[Extracted records]
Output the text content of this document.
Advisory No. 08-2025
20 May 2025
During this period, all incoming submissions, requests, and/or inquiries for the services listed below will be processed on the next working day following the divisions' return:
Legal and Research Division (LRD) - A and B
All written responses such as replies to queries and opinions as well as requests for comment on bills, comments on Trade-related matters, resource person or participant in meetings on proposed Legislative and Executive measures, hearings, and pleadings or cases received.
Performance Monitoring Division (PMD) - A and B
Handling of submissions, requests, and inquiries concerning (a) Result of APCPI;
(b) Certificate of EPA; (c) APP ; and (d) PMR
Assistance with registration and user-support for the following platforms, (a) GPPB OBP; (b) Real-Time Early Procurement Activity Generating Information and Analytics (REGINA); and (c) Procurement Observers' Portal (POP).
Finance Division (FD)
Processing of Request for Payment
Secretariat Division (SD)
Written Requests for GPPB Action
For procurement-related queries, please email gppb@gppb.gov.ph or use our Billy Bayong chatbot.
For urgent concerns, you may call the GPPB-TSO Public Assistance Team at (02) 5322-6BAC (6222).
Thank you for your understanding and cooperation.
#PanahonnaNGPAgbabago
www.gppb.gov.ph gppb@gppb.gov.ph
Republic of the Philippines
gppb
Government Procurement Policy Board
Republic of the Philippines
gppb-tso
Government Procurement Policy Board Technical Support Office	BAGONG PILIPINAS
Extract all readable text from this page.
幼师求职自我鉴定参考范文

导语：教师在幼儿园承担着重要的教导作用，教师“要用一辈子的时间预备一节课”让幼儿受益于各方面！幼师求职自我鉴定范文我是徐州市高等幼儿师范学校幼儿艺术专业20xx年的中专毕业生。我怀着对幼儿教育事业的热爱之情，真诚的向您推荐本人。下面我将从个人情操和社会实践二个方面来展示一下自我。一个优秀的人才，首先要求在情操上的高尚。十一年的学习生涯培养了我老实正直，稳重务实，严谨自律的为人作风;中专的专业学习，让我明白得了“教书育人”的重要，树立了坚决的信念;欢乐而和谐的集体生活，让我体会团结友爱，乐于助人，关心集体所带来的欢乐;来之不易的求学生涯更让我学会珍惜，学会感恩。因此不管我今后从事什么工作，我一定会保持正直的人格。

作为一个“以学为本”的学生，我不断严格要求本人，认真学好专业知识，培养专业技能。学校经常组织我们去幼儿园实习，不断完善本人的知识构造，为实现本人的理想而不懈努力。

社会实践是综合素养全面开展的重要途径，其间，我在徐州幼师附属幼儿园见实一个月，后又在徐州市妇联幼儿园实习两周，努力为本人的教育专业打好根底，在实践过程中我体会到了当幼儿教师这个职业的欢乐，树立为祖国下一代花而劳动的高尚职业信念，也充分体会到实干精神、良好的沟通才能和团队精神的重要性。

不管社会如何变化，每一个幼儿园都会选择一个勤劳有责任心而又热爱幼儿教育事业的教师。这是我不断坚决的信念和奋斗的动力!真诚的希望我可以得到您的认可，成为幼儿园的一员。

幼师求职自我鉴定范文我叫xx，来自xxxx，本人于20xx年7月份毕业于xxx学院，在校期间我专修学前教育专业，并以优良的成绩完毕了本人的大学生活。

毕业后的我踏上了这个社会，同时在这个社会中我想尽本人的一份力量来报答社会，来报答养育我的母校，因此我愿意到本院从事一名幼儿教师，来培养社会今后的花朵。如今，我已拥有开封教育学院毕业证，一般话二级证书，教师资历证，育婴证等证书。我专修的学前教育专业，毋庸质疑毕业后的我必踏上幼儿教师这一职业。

Given exercise: Every line above should be retyped exactly as given.

Exercise response:
Output the text content of this document.
Advisory No. 08-2025
20 May 2025
During this period, all incoming submissions, requests, and/or inquiries for the services listed below will be processed on the next working day following the divisions' return:
Legal and Research Division (LRD) - A and B
All written responses such as replies to queries and opinions as well as requests for comment on bills, comments on Trade-related matters, resource person or participant in meetings on proposed Legislative and Executive measures, hearings, and pleadings or cases received.
Performance Monitoring Division (PMD) - A and B
Handling of submissions, requests, and inquiries concerning (a) Result of APCPI;
(b) Certificate of EPA; (c) APP ; and (d) PMR
Assistance with registration and user-support for the following platforms, (a) GPPB OBP; (b) Real-Time Early Procurement Activity Generating Information and Analytics (REGINA); and (c) Procurement Observers' Portal (POP).
Finance Division (FD)
Processing of Request for Payment
Secretariat Division (SD)
Written Requests for GPPB Action
For procurement-related queries, please email gppb@gppb.gov.ph or use our Billy Bayong chatbot.
For urgent concerns, you may call the GPPB-TSO Public Assistance Team at (02) 5322-6BAC (6222).
Thank you for your understanding and cooperation.
#PanahonnaNGPAgbabago
www.gppb.gov.ph gppb@gppb.gov.ph
Republic of the Philippines
gppb
Government Procurement Policy Board
Republic of the Philippines
gppb-tso
Government Procurement Policy Board Technical Support Office	BAGONG PILIPINAS
Extract all readable text from this page.
幼师求职自我鉴定参考范文

导语：教师在幼儿园承担着重要的教导作用，教师“要用一辈子的时间预备一节课”让幼儿受益于各方面！幼师求职自我鉴定范文我是徐州市高等幼儿师范学校幼儿艺术专业20xx年的中专毕业生。我怀着对幼儿教育事业的热爱之情，真诚的向您推荐本人。下面我将从个人情操和社会实践二个方面来展示一下自我。一个优秀的人才，首先要求在情操上的高尚。十一年的学习生涯培养了我老实正直，稳重务实，严谨自律的为人作风;中专的专业学习，让我明白得了“教书育人”的重要，树立了坚决的信念;欢乐而和谐的集体生活，让我体会团结友爱，乐于助人，关心集体所带来的欢乐;来之不易的求学生涯更让我学会珍惜，学会感恩。因此不管我今后从事什么工作，我一定会保持正直的人格。

作为一个“以学为本”的学生，我不断严格要求本人，认真学好专业知识，培养专业技能。学校经常组织我们去幼儿园实习，不断完善本人的知识构造，为实现本人的理想而不懈努力。

社会实践是综合素养全面开展的重要途径，其间，我在徐州幼师附属幼儿园见实一个月，后又在徐州市妇联幼儿园实习两周，努力为本人的教育专业打好根底，在实践过程中我体会到了当幼儿教师这个职业的欢乐，树立为祖国下一代花而劳动的高尚职业信念，也充分体会到实干精神、良好的沟通才能和团队精神的重要性。

不管社会如何变化，每一个幼儿园都会选择一个勤劳有责任心而又热爱幼儿教育事业的教师。这是我不断坚决的信念和奋斗的动力!真诚的希望我可以得到您的认可，成为幼儿园的一员。

幼师求职自我鉴定范文我叫xx，来自xxxx，本人于20xx年7月份毕业于xxx学院，在校期间我专修学前教育专业，并以优良的成绩完毕了本人的大学生活。

毕业后的我踏上了这个社会，同时在这个社会中我想尽本人的一份力量来报答社会，来报答养育我的母校，因此我愿意到本院从事一名幼儿教师，来培养社会今后的花朵。如今，我已拥有开封教育学院毕业证，一般话二级证书，教师资历证，育婴证等证书。我专修的学前教育专业，毋庸质疑毕业后的我必踏上幼儿教师这一职业。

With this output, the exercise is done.